### EXERCISE OBJECTIVE:
Could you repeat the records below exactly, leaving the pictures out?

START PROVIDED INFORMATION

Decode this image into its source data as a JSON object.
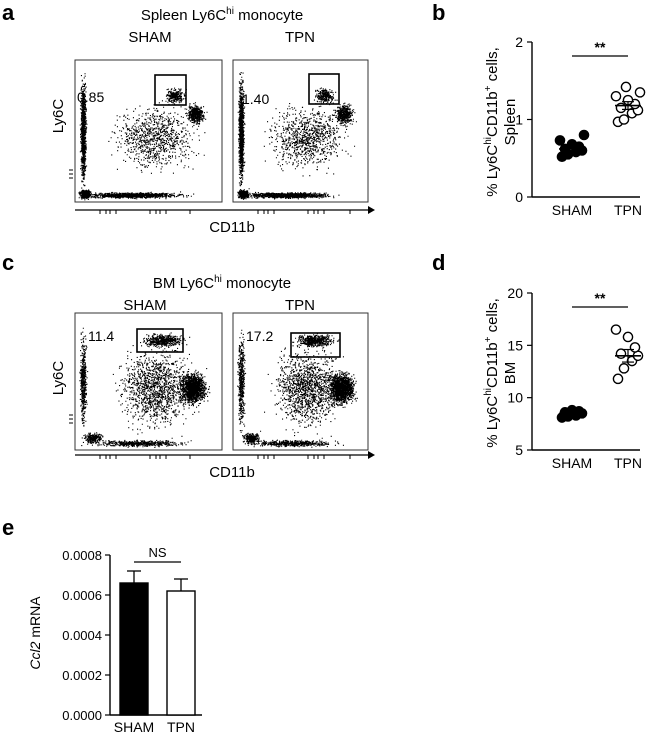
{
  "panel_letters": {
    "a": "a",
    "b": "b",
    "c": "c",
    "d": "d",
    "e": "e"
  },
  "flow_a": {
    "title_prefix": "Spleen Ly6C",
    "title_sup": "hi",
    "title_suffix": " monocyte",
    "groups": [
      "SHAM",
      "TPN"
    ],
    "gate_values": [
      "0.85",
      "1.40"
    ],
    "x_label": "CD11b",
    "y_label": "Ly6C"
  },
  "flow_c": {
    "title_prefix": "BM Ly6C",
    "title_sup": "hi",
    "title_suffix": " monocyte",
    "groups": [
      "SHAM",
      "TPN"
    ],
    "gate_values": [
      "11.4",
      "17.2"
    ],
    "x_label": "CD11b",
    "y_label": "Ly6C"
  },
  "chart_data": [
    {
      "panel": "b",
      "type": "scatter",
      "categories": [
        "SHAM",
        "TPN"
      ],
      "ylabel_parts": [
        "% Ly6C",
        "hi",
        "CD11b",
        "+",
        " cells,",
        "Spleen"
      ],
      "yticks": [
        "0",
        "1",
        "2"
      ],
      "ylim": [
        0,
        2
      ],
      "significance": "**",
      "series": [
        {
          "name": "SHAM",
          "marker": "filled",
          "mean": 0.62,
          "sem": 0.04,
          "values": [
            0.52,
            0.55,
            0.58,
            0.6,
            0.62,
            0.65,
            0.68,
            0.73,
            0.8
          ]
        },
        {
          "name": "TPN",
          "marker": "open",
          "mean": 1.18,
          "sem": 0.05,
          "values": [
            0.97,
            1.0,
            1.08,
            1.12,
            1.15,
            1.2,
            1.25,
            1.3,
            1.35,
            1.42
          ]
        }
      ]
    },
    {
      "panel": "d",
      "type": "scatter",
      "categories": [
        "SHAM",
        "TPN"
      ],
      "ylabel_parts": [
        "% Ly6C",
        "hi",
        "CD11b",
        "+",
        " cells,",
        "BM"
      ],
      "yticks": [
        "5",
        "10",
        "15",
        "20"
      ],
      "ylim": [
        5,
        20
      ],
      "significance": "**",
      "series": [
        {
          "name": "SHAM",
          "marker": "filled",
          "mean": 8.5,
          "sem": 0.15,
          "values": [
            8.1,
            8.2,
            8.3,
            8.5,
            8.6,
            8.7,
            8.8
          ]
        },
        {
          "name": "TPN",
          "marker": "open",
          "mean": 14.0,
          "sem": 0.6,
          "values": [
            11.8,
            12.8,
            13.5,
            14.0,
            14.2,
            14.8,
            15.8,
            16.5
          ]
        }
      ]
    },
    {
      "panel": "e",
      "type": "bar",
      "categories": [
        "SHAM",
        "TPN"
      ],
      "values": [
        0.00066,
        0.00062
      ],
      "errors": [
        6e-05,
        6e-05
      ],
      "bar_fills": [
        "#000000",
        "#ffffff"
      ],
      "ylabel_italic": "Ccl2",
      "ylabel_rest": " mRNA",
      "yticks": [
        "0.0000",
        "0.0002",
        "0.0004",
        "0.0006",
        "0.0008"
      ],
      "ylim": [
        0,
        0.0008
      ],
      "significance": "NS"
    }
  ]
}
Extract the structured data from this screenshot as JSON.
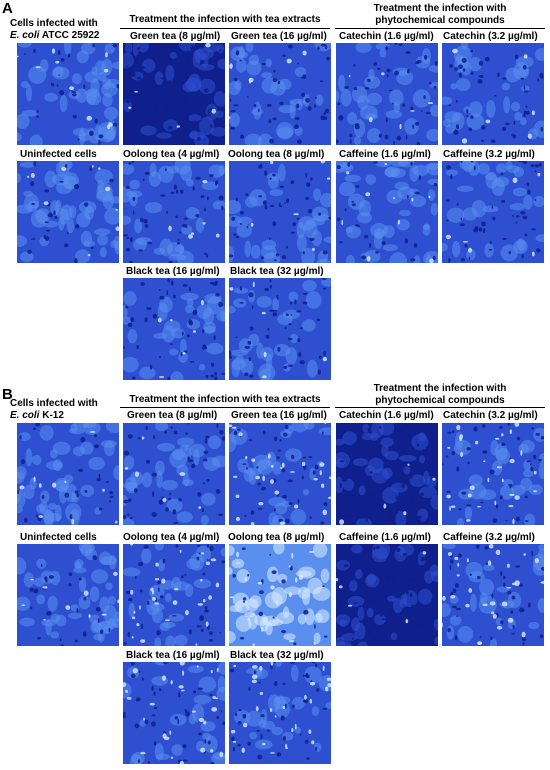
{
  "colors": {
    "stain_dark": "#0f1f8c",
    "stain_mid": "#2d4fd0",
    "stain_light": "#5a8ff0",
    "cell_highlight": "#d8ecff"
  },
  "panelA": {
    "letter": "A",
    "infected_label_line1": "Cells infected with",
    "infected_label_italic": "E. coli",
    "infected_label_rest": "ATCC 25922",
    "tea_header": "Treatment the infection with tea extracts",
    "phyto_header_line1": "Treatment the infection with",
    "phyto_header_line2": "phytochemical compounds",
    "labels": {
      "uninfected": "Uninfected cells",
      "green8": "Green tea (8 µg/ml)",
      "green16": "Green tea (16 µg/ml)",
      "oolong4": "Oolong tea (4 µg/ml)",
      "oolong8": "Oolong tea (8 µg/ml)",
      "black16": "Black tea (16 µg/ml)",
      "black32": "Black tea (32 µg/ml)",
      "catechin16": "Catechin (1.6 µg/ml)",
      "catechin32": "Catechin (3.2 µg/ml)",
      "caffeine16": "Caffeine (1.6 µg/ml)",
      "caffeine32": "Caffeine (3.2 µg/ml)"
    }
  },
  "panelB": {
    "letter": "B",
    "infected_label_line1": "Cells infected with",
    "infected_label_italic": "E. coli",
    "infected_label_rest": "K-12",
    "tea_header": "Treatment the infection with tea extracts",
    "phyto_header_line1": "Treatment the infection with",
    "phyto_header_line2": "phytochemical compounds",
    "labels": {
      "uninfected": "Uninfected cells",
      "green8": "Green tea (8 µg/ml)",
      "green16": "Green tea (16 µg/ml)",
      "oolong4": "Oolong tea (4 µg/ml)",
      "oolong8": "Oolong tea (8 µg/ml)",
      "black16": "Black tea (16 µg/ml)",
      "black32": "Black tea (32 µg/ml)",
      "catechin16": "Catechin (1.6 µg/ml)",
      "catechin32": "Catechin (3.2 µg/ml)",
      "caffeine16": "Caffeine (1.6 µg/ml)",
      "caffeine32": "Caffeine (3.2 µg/ml)"
    }
  }
}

END PROVIDED INFORMATION

### REPLY:
Decode this image into its source data as a JSON object.
{
  "panel_letters": {
    "a": "a",
    "b": "b",
    "c": "c",
    "d": "d",
    "e": "e"
  },
  "flow_a": {
    "title_prefix": "Spleen Ly6C",
    "title_sup": "hi",
    "title_suffix": " monocyte",
    "groups": [
      "SHAM",
      "TPN"
    ],
    "gate_values": [
      "0.85",
      "1.40"
    ],
    "x_label": "CD11b",
    "y_label": "Ly6C"
  },
  "flow_c": {
    "title_prefix": "BM Ly6C",
    "title_sup": "hi",
    "title_suffix": " monocyte",
    "groups": [
      "SHAM",
      "TPN"
    ],
    "gate_values": [
      "11.4",
      "17.2"
    ],
    "x_label": "CD11b",
    "y_label": "Ly6C"
  },
  "chart_data": [
    {
      "panel": "b",
      "type": "scatter",
      "categories": [
        "SHAM",
        "TPN"
      ],
      "ylabel_parts": [
        "% Ly6C",
        "hi",
        "CD11b",
        "+",
        " cells,",
        "Spleen"
      ],
      "yticks": [
        "0",
        "1",
        "2"
      ],
      "ylim": [
        0,
        2
      ],
      "significance": "**",
      "series": [
        {
          "name": "SHAM",
          "marker": "filled",
          "mean": 0.62,
          "sem": 0.04,
          "values": [
            0.52,
            0.55,
            0.58,
            0.6,
            0.62,
            0.65,
            0.68,
            0.73,
            0.8
          ]
        },
        {
          "name": "TPN",
          "marker": "open",
          "mean": 1.18,
          "sem": 0.05,
          "values": [
            0.97,
            1.0,
            1.08,
            1.12,
            1.15,
            1.2,
            1.25,
            1.3,
            1.35,
            1.42
          ]
        }
      ]
    },
    {
      "panel": "d",
      "type": "scatter",
      "categories": [
        "SHAM",
        "TPN"
      ],
      "ylabel_parts": [
        "% Ly6C",
        "hi",
        "CD11b",
        "+",
        " cells,",
        "BM"
      ],
      "yticks": [
        "5",
        "10",
        "15",
        "20"
      ],
      "ylim": [
        5,
        20
      ],
      "significance": "**",
      "series": [
        {
          "name": "SHAM",
          "marker": "filled",
          "mean": 8.5,
          "sem": 0.15,
          "values": [
            8.1,
            8.2,
            8.3,
            8.5,
            8.6,
            8.7,
            8.8
          ]
        },
        {
          "name": "TPN",
          "marker": "open",
          "mean": 14.0,
          "sem": 0.6,
          "values": [
            11.8,
            12.8,
            13.5,
            14.0,
            14.2,
            14.8,
            15.8,
            16.5
          ]
        }
      ]
    },
    {
      "panel": "e",
      "type": "bar",
      "categories": [
        "SHAM",
        "TPN"
      ],
      "values": [
        0.00066,
        0.00062
      ],
      "errors": [
        6e-05,
        6e-05
      ],
      "bar_fills": [
        "#000000",
        "#ffffff"
      ],
      "ylabel_italic": "Ccl2",
      "ylabel_rest": " mRNA",
      "yticks": [
        "0.0000",
        "0.0002",
        "0.0004",
        "0.0006",
        "0.0008"
      ],
      "ylim": [
        0,
        0.0008
      ],
      "significance": "NS"
    }
  ]
}
Extract the structured data from this screenshot as JSON.
{
  "colors": {
    "stain_dark": "#0f1f8c",
    "stain_mid": "#2d4fd0",
    "stain_light": "#5a8ff0",
    "cell_highlight": "#d8ecff"
  },
  "panelA": {
    "letter": "A",
    "infected_label_line1": "Cells infected with",
    "infected_label_italic": "E. coli",
    "infected_label_rest": "ATCC 25922",
    "tea_header": "Treatment the infection with tea extracts",
    "phyto_header_line1": "Treatment the infection with",
    "phyto_header_line2": "phytochemical compounds",
    "labels": {
      "uninfected": "Uninfected cells",
      "green8": "Green tea (8 µg/ml)",
      "green16": "Green tea (16 µg/ml)",
      "oolong4": "Oolong tea (4 µg/ml)",
      "oolong8": "Oolong tea (8 µg/ml)",
      "black16": "Black tea (16 µg/ml)",
      "black32": "Black tea (32 µg/ml)",
      "catechin16": "Catechin (1.6 µg/ml)",
      "catechin32": "Catechin (3.2 µg/ml)",
      "caffeine16": "Caffeine (1.6 µg/ml)",
      "caffeine32": "Caffeine (3.2 µg/ml)"
    }
  },
  "panelB": {
    "letter": "B",
    "infected_label_line1": "Cells infected with",
    "infected_label_italic": "E. coli",
    "infected_label_rest": "K-12",
    "tea_header": "Treatment the infection with tea extracts",
    "phyto_header_line1": "Treatment the infection with",
    "phyto_header_line2": "phytochemical compounds",
    "labels": {
      "uninfected": "Uninfected cells",
      "green8": "Green tea (8 µg/ml)",
      "green16": "Green tea (16 µg/ml)",
      "oolong4": "Oolong tea (4 µg/ml)",
      "oolong8": "Oolong tea (8 µg/ml)",
      "black16": "Black tea (16 µg/ml)",
      "black32": "Black tea (32 µg/ml)",
      "catechin16": "Catechin (1.6 µg/ml)",
      "catechin32": "Catechin (3.2 µg/ml)",
      "caffeine16": "Caffeine (1.6 µg/ml)",
      "caffeine32": "Caffeine (3.2 µg/ml)"
    }
  }
}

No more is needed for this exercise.